RAW RECORDS —
◇ ◇ ◇

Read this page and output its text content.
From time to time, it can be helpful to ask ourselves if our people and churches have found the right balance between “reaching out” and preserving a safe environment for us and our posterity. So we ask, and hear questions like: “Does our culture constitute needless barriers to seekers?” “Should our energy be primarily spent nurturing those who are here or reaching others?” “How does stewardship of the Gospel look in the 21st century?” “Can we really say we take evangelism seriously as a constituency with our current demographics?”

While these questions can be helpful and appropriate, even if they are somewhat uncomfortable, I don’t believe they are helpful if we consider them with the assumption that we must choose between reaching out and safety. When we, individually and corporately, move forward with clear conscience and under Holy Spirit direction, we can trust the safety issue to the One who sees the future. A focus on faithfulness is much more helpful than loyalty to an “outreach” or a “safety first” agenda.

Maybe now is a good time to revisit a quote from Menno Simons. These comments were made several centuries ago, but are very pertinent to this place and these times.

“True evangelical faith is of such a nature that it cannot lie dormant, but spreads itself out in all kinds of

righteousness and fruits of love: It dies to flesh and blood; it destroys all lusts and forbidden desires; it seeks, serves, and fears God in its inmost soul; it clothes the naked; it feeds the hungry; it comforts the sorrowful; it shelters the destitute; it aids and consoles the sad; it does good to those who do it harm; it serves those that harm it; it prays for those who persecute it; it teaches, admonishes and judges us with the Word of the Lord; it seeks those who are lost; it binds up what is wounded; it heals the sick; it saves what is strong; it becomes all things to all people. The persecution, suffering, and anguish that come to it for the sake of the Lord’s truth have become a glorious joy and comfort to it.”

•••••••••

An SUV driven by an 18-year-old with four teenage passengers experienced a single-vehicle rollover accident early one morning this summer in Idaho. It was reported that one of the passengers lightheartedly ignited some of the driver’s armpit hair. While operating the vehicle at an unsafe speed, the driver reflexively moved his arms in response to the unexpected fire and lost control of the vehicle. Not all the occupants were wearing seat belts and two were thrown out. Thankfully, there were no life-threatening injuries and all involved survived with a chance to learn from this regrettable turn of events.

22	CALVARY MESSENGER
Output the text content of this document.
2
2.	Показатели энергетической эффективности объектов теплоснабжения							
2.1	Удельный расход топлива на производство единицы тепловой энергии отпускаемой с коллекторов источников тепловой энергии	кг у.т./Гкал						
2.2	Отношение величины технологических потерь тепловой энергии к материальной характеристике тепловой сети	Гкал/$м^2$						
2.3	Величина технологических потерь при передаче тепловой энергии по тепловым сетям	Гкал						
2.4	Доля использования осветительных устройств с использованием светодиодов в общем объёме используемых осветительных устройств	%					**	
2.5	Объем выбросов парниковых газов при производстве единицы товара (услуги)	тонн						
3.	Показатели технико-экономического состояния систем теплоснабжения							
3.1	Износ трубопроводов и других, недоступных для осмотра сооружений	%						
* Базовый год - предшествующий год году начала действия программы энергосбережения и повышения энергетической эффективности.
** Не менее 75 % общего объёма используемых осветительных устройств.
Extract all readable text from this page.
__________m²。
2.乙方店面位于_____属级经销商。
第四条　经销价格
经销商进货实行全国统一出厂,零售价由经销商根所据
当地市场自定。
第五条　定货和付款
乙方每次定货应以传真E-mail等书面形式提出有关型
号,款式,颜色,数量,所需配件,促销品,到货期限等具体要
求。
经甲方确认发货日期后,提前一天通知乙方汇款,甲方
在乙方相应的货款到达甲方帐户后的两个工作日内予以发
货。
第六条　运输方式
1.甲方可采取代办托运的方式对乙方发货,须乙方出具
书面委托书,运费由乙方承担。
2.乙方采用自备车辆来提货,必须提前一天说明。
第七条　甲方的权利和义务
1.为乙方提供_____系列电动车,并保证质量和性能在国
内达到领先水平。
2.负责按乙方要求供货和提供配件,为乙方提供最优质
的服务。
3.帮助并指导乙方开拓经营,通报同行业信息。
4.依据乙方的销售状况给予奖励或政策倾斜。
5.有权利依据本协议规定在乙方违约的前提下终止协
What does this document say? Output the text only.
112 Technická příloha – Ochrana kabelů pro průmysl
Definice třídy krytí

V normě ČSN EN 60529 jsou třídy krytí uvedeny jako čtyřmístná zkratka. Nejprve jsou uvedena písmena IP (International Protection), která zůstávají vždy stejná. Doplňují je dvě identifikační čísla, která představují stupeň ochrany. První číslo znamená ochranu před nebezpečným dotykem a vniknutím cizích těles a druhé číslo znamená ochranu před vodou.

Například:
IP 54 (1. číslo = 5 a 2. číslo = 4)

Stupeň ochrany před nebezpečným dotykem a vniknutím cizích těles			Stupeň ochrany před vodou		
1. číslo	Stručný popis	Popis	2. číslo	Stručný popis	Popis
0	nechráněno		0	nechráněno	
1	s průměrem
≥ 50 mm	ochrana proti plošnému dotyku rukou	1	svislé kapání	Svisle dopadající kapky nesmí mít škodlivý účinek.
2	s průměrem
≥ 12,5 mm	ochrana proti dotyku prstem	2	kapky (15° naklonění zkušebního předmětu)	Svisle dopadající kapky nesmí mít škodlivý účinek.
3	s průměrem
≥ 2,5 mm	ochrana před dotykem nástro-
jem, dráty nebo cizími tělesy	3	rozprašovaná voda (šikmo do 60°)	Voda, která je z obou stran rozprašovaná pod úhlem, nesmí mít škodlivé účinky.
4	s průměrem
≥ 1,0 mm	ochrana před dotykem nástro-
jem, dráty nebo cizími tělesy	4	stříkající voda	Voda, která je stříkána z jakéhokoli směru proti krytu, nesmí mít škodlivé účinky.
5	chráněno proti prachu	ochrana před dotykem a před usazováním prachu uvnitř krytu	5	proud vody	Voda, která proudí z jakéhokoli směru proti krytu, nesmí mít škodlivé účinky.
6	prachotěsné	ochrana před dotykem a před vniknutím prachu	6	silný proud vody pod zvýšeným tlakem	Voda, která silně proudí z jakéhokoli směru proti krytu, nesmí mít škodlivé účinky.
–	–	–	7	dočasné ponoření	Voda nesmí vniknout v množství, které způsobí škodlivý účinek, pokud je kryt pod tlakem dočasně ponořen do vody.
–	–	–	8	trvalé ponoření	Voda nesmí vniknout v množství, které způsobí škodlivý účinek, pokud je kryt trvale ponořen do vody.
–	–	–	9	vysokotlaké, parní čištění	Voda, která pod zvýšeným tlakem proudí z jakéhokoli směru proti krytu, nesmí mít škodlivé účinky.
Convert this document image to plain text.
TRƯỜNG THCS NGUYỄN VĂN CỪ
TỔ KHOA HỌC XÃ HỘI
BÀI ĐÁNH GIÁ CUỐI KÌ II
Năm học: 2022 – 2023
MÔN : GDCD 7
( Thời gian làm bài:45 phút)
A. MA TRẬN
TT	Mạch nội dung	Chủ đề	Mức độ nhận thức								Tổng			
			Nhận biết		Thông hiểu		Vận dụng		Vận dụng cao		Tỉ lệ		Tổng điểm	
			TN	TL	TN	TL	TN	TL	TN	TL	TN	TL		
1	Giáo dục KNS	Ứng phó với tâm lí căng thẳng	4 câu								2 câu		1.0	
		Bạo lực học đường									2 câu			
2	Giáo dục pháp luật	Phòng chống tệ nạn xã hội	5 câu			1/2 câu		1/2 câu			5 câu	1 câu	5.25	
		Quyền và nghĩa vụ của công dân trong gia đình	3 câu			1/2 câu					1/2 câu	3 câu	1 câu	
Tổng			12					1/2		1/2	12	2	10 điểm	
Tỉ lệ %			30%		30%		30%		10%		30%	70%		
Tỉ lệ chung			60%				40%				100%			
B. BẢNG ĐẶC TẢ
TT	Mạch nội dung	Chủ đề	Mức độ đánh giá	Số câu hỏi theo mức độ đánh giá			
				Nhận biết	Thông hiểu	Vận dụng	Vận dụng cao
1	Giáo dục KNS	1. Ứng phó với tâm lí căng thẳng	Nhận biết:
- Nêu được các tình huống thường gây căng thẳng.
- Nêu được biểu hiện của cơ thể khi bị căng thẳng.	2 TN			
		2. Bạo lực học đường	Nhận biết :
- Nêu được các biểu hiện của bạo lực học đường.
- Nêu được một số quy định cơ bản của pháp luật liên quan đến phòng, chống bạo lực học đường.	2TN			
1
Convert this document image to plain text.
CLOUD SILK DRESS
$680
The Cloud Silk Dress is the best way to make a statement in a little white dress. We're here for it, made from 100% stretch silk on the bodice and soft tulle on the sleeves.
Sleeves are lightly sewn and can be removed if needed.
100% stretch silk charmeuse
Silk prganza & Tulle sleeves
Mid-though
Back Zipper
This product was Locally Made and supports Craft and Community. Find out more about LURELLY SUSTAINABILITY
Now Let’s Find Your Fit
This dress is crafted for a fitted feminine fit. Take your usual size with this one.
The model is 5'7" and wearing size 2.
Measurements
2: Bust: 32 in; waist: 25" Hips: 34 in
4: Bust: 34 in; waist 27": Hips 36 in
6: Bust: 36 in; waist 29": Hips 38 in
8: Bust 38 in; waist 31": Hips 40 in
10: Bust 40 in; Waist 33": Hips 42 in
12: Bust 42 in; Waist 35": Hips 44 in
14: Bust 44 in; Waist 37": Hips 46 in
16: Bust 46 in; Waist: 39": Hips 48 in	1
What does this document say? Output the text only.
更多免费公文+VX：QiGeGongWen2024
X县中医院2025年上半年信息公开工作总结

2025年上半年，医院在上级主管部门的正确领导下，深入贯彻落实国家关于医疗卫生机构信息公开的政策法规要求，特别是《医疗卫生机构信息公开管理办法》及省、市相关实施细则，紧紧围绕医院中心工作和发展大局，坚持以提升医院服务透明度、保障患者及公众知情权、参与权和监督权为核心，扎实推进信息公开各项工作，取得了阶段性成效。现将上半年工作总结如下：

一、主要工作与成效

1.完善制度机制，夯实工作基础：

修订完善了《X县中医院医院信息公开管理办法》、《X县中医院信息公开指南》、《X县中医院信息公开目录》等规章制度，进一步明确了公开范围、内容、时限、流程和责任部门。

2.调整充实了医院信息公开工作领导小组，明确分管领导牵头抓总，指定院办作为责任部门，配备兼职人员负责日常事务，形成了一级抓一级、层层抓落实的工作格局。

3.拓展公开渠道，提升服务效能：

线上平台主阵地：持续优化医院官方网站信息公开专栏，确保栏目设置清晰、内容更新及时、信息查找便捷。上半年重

◇ ◇ ◇

Show the lines of the data that hold the word "kapky".

ANSWER TO THIS PROBLEM —
≥ 50 mm	ochrana proti plošnému dotyku rukou	1	svislé kapání	Svisle dopadající kapky nesmí mít škodlivý účinek.
≥ 12,5 mm	ochrana proti dotyku prstem	2	kapky (15° naklonění zkušebního předmětu)	Svisle dopadající kapky nesmí mít škodlivý účinek.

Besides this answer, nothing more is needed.